▶ _Passage to read_:
Closed vladiliescu closed 3 years ago
Does the plugin actually crash? I'd expect it to just display an error message and then return to its starting state.
This is because dots are invalid characters in Avro and this plugin uses org.apache.parquet:parquet-avro to read Parquet files. See https://avro.apache.org/docs/current/spec.html#names for the full naming rules (which includes an explanation as to why dots aren't used). I tend to stick to underscores as separators.
Not sure what counts as a crash to be honest, but I do get an Error
prompt plus an IDE Fatal Errors
bubble prompt with a stack trace and everything (included below)
Unable to process file /<edited>/data_all.parquet
org.apache.avro.SchemaParseException: Illegal character in: temperature.value
at org.apache.avro.Schema.validateName(Schema.java:1566)

▶ _Data shown_:
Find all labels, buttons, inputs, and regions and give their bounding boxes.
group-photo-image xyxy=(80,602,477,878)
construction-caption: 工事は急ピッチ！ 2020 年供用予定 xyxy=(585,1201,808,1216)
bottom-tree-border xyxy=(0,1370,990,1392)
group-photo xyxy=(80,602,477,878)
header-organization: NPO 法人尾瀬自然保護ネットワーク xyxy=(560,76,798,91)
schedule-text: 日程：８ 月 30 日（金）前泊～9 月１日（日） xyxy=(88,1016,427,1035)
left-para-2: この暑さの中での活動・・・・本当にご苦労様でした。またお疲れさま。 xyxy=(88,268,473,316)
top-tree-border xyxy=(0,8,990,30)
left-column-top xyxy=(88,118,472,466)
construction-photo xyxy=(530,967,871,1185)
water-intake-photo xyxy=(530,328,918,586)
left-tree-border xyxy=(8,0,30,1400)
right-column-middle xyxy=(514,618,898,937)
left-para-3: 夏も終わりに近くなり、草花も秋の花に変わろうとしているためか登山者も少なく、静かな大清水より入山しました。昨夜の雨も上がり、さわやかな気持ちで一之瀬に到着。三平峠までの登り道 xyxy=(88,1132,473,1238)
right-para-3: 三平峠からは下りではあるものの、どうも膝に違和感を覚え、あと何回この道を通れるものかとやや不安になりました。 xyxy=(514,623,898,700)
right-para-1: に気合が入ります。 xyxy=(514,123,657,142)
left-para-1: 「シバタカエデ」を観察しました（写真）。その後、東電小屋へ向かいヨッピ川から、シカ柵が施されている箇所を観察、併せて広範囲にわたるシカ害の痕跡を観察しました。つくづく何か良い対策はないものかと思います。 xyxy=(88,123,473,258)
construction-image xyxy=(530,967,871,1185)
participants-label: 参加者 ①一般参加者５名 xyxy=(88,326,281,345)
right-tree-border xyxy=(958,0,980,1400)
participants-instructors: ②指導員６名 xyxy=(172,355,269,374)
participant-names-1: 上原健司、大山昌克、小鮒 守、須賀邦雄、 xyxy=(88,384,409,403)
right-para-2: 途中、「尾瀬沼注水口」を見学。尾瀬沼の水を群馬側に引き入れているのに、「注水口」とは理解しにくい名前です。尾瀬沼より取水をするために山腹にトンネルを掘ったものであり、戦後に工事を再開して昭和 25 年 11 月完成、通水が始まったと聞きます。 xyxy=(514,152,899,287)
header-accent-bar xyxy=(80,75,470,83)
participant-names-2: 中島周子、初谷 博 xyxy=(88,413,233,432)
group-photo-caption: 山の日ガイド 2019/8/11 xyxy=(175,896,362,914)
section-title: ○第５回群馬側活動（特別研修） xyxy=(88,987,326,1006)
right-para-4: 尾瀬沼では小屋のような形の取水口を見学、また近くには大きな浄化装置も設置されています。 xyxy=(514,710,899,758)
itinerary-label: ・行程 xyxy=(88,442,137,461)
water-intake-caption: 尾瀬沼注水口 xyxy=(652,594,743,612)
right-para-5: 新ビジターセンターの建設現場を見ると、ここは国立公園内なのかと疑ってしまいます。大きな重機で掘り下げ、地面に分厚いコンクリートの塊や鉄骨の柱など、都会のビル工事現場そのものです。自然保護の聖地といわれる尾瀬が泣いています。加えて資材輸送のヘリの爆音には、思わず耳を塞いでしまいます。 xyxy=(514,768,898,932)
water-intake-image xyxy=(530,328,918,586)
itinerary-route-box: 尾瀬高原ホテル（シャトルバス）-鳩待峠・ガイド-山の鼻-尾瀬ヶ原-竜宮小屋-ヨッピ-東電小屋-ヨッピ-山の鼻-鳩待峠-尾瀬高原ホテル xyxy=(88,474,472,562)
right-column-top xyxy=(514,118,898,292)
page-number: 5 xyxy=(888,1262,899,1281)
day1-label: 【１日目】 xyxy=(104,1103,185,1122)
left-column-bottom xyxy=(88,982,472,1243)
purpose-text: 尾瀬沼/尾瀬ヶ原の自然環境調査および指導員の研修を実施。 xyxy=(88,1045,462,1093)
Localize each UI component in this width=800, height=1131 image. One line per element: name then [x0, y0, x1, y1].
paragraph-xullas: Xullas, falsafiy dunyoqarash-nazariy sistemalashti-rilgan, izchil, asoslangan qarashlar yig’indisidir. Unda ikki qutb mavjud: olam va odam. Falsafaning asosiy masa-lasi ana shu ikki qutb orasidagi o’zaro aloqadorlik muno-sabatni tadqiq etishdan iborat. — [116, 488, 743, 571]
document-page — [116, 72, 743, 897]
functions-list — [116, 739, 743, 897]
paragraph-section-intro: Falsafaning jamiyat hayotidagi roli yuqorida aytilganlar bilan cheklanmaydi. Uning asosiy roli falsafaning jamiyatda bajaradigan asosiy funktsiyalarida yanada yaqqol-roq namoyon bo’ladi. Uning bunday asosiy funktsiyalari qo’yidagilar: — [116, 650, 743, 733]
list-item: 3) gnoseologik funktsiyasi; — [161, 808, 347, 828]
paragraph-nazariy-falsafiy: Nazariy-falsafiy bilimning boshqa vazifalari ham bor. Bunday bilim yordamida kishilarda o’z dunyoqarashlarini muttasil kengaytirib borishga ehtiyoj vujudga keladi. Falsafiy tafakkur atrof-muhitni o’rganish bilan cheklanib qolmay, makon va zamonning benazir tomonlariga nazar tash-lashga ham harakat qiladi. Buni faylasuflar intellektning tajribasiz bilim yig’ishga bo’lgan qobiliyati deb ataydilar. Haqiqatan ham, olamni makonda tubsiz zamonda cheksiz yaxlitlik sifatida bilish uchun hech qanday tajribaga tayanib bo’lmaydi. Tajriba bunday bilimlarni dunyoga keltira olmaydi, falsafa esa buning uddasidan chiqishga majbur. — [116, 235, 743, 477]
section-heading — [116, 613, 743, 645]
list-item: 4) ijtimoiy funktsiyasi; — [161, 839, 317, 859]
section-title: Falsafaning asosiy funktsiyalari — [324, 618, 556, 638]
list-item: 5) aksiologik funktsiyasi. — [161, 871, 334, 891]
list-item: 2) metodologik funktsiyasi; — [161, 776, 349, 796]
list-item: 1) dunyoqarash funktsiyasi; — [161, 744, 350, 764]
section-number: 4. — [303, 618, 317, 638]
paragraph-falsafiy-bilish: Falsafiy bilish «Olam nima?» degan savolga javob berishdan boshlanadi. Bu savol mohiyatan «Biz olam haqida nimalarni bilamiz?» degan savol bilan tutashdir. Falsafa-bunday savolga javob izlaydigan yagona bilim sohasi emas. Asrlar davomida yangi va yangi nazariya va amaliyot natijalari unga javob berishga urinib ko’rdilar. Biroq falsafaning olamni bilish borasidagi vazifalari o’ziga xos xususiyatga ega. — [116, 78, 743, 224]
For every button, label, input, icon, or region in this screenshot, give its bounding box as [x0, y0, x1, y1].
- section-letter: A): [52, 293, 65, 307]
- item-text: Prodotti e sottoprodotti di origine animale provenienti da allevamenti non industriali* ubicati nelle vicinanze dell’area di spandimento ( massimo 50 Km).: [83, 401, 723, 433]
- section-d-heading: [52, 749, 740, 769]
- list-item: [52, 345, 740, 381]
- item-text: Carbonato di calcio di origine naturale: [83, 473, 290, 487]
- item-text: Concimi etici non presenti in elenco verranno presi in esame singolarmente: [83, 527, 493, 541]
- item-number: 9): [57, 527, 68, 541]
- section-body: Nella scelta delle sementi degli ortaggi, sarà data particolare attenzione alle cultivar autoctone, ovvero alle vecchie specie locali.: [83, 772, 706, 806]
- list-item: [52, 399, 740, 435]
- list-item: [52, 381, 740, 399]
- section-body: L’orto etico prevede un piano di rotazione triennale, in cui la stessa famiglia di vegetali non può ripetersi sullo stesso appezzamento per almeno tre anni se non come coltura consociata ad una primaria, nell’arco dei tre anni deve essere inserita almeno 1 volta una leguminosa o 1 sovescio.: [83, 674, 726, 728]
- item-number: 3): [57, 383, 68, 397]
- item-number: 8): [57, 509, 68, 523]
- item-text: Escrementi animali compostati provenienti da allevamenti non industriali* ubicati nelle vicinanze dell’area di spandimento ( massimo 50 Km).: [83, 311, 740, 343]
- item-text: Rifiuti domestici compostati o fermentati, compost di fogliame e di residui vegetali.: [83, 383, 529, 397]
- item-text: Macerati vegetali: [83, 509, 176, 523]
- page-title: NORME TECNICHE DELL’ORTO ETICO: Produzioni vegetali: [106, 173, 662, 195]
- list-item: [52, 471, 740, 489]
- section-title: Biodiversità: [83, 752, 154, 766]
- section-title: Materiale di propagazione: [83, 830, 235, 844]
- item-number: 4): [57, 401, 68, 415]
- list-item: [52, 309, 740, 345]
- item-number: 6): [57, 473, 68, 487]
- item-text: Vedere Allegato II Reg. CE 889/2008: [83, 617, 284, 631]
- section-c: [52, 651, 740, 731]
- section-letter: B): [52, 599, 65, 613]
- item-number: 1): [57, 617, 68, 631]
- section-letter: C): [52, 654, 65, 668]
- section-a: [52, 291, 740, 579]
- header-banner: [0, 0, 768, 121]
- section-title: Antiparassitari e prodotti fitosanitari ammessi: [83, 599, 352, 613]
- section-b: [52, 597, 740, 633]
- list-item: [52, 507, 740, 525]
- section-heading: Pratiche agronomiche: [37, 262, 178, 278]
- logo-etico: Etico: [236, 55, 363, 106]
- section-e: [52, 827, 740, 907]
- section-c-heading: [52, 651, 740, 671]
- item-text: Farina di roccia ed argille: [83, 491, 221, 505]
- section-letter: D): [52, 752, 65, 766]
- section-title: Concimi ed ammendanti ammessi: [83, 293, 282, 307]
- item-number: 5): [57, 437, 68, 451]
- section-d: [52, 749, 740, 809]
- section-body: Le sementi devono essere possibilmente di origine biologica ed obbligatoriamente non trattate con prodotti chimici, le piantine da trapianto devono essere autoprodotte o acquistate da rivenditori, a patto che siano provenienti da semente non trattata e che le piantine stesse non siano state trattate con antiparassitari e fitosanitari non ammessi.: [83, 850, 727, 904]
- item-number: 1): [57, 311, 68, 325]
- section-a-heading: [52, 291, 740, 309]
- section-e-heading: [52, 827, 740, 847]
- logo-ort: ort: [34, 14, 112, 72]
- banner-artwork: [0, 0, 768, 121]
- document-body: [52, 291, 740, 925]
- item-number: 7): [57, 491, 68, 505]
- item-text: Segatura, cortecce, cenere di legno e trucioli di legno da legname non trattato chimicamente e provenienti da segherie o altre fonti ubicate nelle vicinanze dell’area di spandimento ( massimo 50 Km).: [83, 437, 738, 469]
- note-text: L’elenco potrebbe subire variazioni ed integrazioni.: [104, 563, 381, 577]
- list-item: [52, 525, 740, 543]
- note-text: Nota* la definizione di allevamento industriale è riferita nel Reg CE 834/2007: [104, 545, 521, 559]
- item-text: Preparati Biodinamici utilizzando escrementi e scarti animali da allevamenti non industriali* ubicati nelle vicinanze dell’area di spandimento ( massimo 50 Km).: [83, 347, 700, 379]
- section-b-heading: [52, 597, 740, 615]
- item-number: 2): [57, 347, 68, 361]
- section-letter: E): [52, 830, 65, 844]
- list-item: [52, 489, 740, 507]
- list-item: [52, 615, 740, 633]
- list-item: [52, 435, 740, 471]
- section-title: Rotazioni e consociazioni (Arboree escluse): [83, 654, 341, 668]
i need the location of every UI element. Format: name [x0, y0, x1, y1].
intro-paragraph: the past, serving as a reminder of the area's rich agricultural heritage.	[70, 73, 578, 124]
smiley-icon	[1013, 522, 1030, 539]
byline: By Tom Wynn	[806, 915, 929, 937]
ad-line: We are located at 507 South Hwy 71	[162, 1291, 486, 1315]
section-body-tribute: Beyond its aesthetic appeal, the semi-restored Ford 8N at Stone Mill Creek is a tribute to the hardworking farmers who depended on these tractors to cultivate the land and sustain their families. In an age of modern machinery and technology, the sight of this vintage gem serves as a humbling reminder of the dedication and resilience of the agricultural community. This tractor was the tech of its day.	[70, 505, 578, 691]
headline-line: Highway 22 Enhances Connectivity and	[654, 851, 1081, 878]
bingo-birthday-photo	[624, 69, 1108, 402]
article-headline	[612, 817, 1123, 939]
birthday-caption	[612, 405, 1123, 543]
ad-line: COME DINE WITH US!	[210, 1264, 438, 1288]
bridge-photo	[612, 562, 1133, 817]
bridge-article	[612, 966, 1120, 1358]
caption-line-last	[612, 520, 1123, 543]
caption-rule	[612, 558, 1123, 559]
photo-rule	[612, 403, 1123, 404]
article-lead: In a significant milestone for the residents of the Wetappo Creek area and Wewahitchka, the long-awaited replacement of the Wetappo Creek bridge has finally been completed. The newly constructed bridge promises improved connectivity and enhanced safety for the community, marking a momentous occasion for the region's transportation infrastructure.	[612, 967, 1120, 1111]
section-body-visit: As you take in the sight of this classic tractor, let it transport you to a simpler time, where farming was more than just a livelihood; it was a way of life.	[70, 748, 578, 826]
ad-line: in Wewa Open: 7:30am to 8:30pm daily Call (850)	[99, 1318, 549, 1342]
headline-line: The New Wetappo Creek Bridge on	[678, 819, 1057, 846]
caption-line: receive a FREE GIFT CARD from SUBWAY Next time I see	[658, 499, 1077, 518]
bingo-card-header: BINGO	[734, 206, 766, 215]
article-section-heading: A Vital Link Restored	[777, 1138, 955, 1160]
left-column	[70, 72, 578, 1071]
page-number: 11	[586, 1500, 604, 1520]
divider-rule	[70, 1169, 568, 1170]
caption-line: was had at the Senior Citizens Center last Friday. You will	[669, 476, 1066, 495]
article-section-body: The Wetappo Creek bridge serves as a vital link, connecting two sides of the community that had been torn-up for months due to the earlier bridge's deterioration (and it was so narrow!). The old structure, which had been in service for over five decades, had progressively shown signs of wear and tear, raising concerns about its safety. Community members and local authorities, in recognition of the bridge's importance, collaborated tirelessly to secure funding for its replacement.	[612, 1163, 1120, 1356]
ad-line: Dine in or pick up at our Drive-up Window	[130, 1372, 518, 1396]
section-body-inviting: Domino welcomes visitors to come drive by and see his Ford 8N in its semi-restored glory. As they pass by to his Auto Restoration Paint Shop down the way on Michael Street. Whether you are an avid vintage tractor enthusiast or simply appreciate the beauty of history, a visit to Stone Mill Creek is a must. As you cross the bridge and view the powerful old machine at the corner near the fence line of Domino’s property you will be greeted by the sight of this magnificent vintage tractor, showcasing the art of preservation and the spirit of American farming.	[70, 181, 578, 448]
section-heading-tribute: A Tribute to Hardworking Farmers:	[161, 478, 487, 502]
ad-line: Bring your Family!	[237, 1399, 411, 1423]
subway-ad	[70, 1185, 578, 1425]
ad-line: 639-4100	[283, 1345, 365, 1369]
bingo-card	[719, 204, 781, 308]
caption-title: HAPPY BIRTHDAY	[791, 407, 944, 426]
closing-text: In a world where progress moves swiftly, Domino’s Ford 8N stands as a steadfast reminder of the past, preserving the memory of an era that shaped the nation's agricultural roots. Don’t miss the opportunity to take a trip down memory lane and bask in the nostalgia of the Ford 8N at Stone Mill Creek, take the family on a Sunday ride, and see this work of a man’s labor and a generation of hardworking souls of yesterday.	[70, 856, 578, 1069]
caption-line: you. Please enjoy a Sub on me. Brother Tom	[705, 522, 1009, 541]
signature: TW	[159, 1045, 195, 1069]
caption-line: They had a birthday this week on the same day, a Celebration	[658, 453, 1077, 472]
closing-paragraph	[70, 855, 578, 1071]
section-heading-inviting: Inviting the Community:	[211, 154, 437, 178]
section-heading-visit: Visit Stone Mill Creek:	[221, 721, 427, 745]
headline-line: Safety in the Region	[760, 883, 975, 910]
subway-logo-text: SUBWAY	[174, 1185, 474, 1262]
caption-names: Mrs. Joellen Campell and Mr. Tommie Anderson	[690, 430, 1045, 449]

▶ _Problems to solve_:
a. Based on the thread on the Parquet plugin error, say whether each statement agrees with it. Give yes or no and quote the words that decide.
(i) The plugin relies on parquet-avro to read Parquet files.
(ii) Avro accepts dots in names.
(iii) The reported exception names the field "temperature.value".
b. Extend the thread on the Parquet plugin error beyond its last line.
The records have no connection to the thread on the Parquet plugin error.

▶ _Answers to each task_:
a.
(i) Yes: "this plugin uses org.apache.parquet:parquet-avro to read Parquet files"
(ii) No: "dots are invalid characters in Avro"
(iii) Yes: "org.apache.avro.SchemaParseException: Illegal character in: temperature.value"

b.
at org.apache.avro.Schema.access$400(Schema.java:91)
at org.apache.avro.Schema$Field.<init>(Schema.java:546)
at org.apache.avro.Schema$Field.<init>(Schema.java:585)
at org.apache.parquet.avro.AvroSchemaConverter.convertFields(AvroSchemaConverter.java:280)
at org.apache.parquet.avro.AvroSchemaConverter.convert(AvroSchemaConverter.java:264)
at org.apache.parquet.avro.AvroReadSupport.prepareForRead(AvroReadSupport.java:134)
at org.apache.parquet.hadoop.InternalParquetRecordReader.initialize(InternalParquetRecordReader.java:185)
at org.apache.parquet.hadoop.ParquetReader.initReader(ParquetReader.java:156)
at org.apache.parquet.hadoop.ParquetReader.read(ParquetReader.java:135)
at uk.co.hadoopathome.intellij.viewer.fileformat.ParquetFileReader.getRecords(ParquetFileReader.java:99)
at uk.co.hadoopathome.intellij.viewer.FileViewerToolWindow$2.doInBackground(FileViewerToolWindow.java:193)
at uk.co.hadoopathome.intellij.viewer.FileViewerToolWindow$2.doInBackground(FileViewerToolWindow.java:184)
at java.desktop/javax.swing.SwingWorker$1.call(SwingWorker.java:304)
at java.base/java.util.concurrent.FutureTask.run(FutureTask.java:264)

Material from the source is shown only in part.